[Rows from a figure dataset]
###

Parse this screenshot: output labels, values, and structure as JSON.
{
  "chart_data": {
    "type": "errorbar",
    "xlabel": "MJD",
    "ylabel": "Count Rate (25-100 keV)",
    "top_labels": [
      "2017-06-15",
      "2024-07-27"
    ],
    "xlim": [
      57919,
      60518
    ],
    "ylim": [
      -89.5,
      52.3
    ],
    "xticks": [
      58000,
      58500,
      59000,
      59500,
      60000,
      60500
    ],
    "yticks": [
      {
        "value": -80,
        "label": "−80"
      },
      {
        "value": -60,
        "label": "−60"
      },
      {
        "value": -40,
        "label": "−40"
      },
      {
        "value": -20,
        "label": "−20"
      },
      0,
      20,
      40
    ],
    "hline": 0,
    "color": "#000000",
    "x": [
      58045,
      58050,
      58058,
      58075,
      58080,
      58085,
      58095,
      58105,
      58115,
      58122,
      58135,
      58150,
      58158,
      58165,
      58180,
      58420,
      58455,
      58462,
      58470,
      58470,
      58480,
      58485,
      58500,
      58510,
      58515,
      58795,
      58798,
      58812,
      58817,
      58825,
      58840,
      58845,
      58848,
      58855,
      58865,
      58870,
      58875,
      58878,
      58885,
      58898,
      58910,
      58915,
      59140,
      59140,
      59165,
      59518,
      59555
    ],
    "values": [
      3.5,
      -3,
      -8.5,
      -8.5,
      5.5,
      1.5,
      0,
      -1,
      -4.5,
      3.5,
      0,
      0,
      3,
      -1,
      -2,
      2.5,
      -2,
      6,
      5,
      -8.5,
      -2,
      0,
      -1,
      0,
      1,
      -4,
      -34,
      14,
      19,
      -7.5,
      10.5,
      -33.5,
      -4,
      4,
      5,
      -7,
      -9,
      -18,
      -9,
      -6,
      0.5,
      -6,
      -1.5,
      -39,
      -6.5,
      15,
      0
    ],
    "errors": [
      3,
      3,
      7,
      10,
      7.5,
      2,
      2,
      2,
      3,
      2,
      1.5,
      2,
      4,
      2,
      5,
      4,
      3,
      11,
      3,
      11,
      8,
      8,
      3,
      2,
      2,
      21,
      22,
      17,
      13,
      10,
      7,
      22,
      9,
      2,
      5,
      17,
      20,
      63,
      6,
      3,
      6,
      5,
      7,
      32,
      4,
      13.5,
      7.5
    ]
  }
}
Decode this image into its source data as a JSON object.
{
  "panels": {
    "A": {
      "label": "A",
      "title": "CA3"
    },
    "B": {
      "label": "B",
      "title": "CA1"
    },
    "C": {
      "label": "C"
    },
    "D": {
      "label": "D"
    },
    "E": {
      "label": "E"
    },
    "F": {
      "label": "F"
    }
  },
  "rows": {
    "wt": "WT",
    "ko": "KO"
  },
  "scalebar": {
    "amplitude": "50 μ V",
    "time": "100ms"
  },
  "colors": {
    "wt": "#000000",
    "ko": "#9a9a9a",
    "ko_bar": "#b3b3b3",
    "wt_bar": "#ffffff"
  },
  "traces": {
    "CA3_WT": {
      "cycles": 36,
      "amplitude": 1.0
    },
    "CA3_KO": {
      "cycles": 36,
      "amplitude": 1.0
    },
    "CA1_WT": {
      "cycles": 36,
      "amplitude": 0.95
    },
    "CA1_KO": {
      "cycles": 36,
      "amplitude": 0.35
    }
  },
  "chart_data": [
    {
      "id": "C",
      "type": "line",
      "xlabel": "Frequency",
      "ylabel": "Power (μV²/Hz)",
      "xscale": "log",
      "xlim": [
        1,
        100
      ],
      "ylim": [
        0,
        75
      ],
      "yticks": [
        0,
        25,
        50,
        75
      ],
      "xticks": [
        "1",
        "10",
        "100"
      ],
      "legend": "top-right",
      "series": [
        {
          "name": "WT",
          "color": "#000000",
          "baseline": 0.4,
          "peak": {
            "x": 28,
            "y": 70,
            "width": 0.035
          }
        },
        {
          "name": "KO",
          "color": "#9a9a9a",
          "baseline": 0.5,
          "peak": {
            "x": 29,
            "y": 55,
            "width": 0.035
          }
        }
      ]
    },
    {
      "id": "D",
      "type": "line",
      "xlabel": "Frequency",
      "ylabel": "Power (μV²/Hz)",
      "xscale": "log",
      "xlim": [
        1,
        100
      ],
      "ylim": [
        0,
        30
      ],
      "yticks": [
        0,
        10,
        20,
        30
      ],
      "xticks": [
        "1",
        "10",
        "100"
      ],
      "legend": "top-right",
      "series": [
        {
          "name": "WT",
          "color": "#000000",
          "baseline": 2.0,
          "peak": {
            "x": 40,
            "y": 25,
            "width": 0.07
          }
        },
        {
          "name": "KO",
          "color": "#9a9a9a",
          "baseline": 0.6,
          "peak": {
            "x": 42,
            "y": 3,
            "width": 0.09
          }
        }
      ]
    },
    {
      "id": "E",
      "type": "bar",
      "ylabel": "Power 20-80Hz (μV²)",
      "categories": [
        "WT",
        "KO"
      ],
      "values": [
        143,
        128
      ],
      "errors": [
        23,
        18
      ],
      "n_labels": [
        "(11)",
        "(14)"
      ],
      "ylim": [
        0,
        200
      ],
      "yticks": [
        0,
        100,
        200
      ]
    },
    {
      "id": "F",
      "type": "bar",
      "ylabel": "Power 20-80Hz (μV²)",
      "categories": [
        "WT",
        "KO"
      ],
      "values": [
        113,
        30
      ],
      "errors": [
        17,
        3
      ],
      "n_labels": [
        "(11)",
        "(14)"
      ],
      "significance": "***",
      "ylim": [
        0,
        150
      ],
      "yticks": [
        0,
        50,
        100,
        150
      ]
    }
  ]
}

###

=== Exercise details ===
All of the material above needs to be copied exactly.

=== Answer below ===
Parse this screenshot: output labels, values, and structure as JSON.
{
  "chart_data": {
    "type": "errorbar",
    "xlabel": "MJD",
    "ylabel": "Count Rate (25-100 keV)",
    "top_labels": [
      "2017-06-15",
      "2024-07-27"
    ],
    "xlim": [
      57919,
      60518
    ],
    "ylim": [
      -89.5,
      52.3
    ],
    "xticks": [
      58000,
      58500,
      59000,
      59500,
      60000,
      60500
    ],
    "yticks": [
      {
        "value": -80,
        "label": "−80"
      },
      {
        "value": -60,
        "label": "−60"
      },
      {
        "value": -40,
        "label": "−40"
      },
      {
        "value": -20,
        "label": "−20"
      },
      0,
      20,
      40
    ],
    "hline": 0,
    "color": "#000000",
    "x": [
      58045,
      58050,
      58058,
      58075,
      58080,
      58085,
      58095,
      58105,
      58115,
      58122,
      58135,
      58150,
      58158,
      58165,
      58180,
      58420,
      58455,
      58462,
      58470,
      58470,
      58480,
      58485,
      58500,
      58510,
      58515,
      58795,
      58798,
      58812,
      58817,
      58825,
      58840,
      58845,
      58848,
      58855,
      58865,
      58870,
      58875,
      58878,
      58885,
      58898,
      58910,
      58915,
      59140,
      59140,
      59165,
      59518,
      59555
    ],
    "values": [
      3.5,
      -3,
      -8.5,
      -8.5,
      5.5,
      1.5,
      0,
      -1,
      -4.5,
      3.5,
      0,
      0,
      3,
      -1,
      -2,
      2.5,
      -2,
      6,
      5,
      -8.5,
      -2,
      0,
      -1,
      0,
      1,
      -4,
      -34,
      14,
      19,
      -7.5,
      10.5,
      -33.5,
      -4,
      4,
      5,
      -7,
      -9,
      -18,
      -9,
      -6,
      0.5,
      -6,
      -1.5,
      -39,
      -6.5,
      15,
      0
    ],
    "errors": [
      3,
      3,
      7,
      10,
      7.5,
      2,
      2,
      2,
      3,
      2,
      1.5,
      2,
      4,
      2,
      5,
      4,
      3,
      11,
      3,
      11,
      8,
      8,
      3,
      2,
      2,
      21,
      22,
      17,
      13,
      10,
      7,
      22,
      9,
      2,
      5,
      17,
      20,
      63,
      6,
      3,
      6,
      5,
      7,
      32,
      4,
      13.5,
      7.5
    ]
  }
}
Decode this image into its source data as a JSON object.
{
  "panels": {
    "A": {
      "label": "A",
      "title": "CA3"
    },
    "B": {
      "label": "B",
      "title": "CA1"
    },
    "C": {
      "label": "C"
    },
    "D": {
      "label": "D"
    },
    "E": {
      "label": "E"
    },
    "F": {
      "label": "F"
    }
  },
  "rows": {
    "wt": "WT",
    "ko": "KO"
  },
  "scalebar": {
    "amplitude": "50 μ V",
    "time": "100ms"
  },
  "colors": {
    "wt": "#000000",
    "ko": "#9a9a9a",
    "ko_bar": "#b3b3b3",
    "wt_bar": "#ffffff"
  },
  "traces": {
    "CA3_WT": {
      "cycles": 36,
      "amplitude": 1.0
    },
    "CA3_KO": {
      "cycles": 36,
      "amplitude": 1.0
    },
    "CA1_WT": {
      "cycles": 36,
      "amplitude": 0.95
    },
    "CA1_KO": {
      "cycles": 36,
      "amplitude": 0.35
    }
  },
  "chart_data": [
    {
      "id": "C",
      "type": "line",
      "xlabel": "Frequency",
      "ylabel": "Power (μV²/Hz)",
      "xscale": "log",
      "xlim": [
        1,
        100
      ],
      "ylim": [
        0,
        75
      ],
      "yticks": [
        0,
        25,
        50,
        75
      ],
      "xticks": [
        "1",
        "10",
        "100"
      ],
      "legend": "top-right",
      "series": [
        {
          "name": "WT",
          "color": "#000000",
          "baseline": 0.4,
          "peak": {
            "x": 28,
            "y": 70,
            "width": 0.035
          }
        },
        {
          "name": "KO",
          "color": "#9a9a9a",
          "baseline": 0.5,
          "peak": {
            "x": 29,
            "y": 55,
            "width": 0.035
          }
        }
      ]
    },
    {
      "id": "D",
      "type": "line",
      "xlabel": "Frequency",
      "ylabel": "Power (μV²/Hz)",
      "xscale": "log",
      "xlim": [
        1,
        100
      ],
      "ylim": [
        0,
        30
      ],
      "yticks": [
        0,
        10,
        20,
        30
      ],
      "xticks": [
        "1",
        "10",
        "100"
      ],
      "legend": "top-right",
      "series": [
        {
          "name": "WT",
          "color": "#000000",
          "baseline": 2.0,
          "peak": {
            "x": 40,
            "y": 25,
            "width": 0.07
          }
        },
        {
          "name": "KO",
          "color": "#9a9a9a",
          "baseline": 0.6,
          "peak": {
            "x": 42,
            "y": 3,
            "width": 0.09
          }
        }
      ]
    },
    {
      "id": "E",
      "type": "bar",
      "ylabel": "Power 20-80Hz (μV²)",
      "categories": [
        "WT",
        "KO"
      ],
      "values": [
        143,
        128
      ],
      "errors": [
        23,
        18
      ],
      "n_labels": [
        "(11)",
        "(14)"
      ],
      "ylim": [
        0,
        200
      ],
      "yticks": [
        0,
        100,
        200
      ]
    },
    {
      "id": "F",
      "type": "bar",
      "ylabel": "Power 20-80Hz (μV²)",
      "categories": [
        "WT",
        "KO"
      ],
      "values": [
        113,
        30
      ],
      "errors": [
        17,
        3
      ],
      "n_labels": [
        "(11)",
        "(14)"
      ],
      "significance": "***",
      "ylim": [
        0,
        150
      ],
      "yticks": [
        0,
        50,
        100,
        150
      ]
    }
  ]
}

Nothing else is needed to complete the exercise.